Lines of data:
-- start --

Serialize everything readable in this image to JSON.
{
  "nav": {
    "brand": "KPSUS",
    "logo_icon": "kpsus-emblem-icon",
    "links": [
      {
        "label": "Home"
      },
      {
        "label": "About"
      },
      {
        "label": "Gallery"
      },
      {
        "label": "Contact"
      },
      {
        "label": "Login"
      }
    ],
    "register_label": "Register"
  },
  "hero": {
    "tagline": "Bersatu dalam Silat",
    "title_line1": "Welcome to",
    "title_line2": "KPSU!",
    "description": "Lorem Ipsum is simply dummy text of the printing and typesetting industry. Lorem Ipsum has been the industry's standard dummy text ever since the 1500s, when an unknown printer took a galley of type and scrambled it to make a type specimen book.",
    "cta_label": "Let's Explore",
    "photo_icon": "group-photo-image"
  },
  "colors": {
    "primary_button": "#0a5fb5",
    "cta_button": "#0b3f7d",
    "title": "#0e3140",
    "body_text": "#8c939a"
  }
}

-- end --

Restate each record exactly as written.

RESPONSE:
Serialize everything readable in this image to JSON.
{
  "nav": {
    "brand": "KPSUS",
    "logo_icon": "kpsus-emblem-icon",
    "links": [
      {
        "label": "Home"
      },
      {
        "label": "About"
      },
      {
        "label": "Gallery"
      },
      {
        "label": "Contact"
      },
      {
        "label": "Login"
      }
    ],
    "register_label": "Register"
  },
  "hero": {
    "tagline": "Bersatu dalam Silat",
    "title_line1": "Welcome to",
    "title_line2": "KPSU!",
    "description": "Lorem Ipsum is simply dummy text of the printing and typesetting industry. Lorem Ipsum has been the industry's standard dummy text ever since the 1500s, when an unknown printer took a galley of type and scrambled it to make a type specimen book.",
    "cta_label": "Let's Explore",
    "photo_icon": "group-photo-image"
  },
  "colors": {
    "primary_button": "#0a5fb5",
    "cta_button": "#0b3f7d",
    "title": "#0e3140",
    "body_text": "#8c939a"
  }
}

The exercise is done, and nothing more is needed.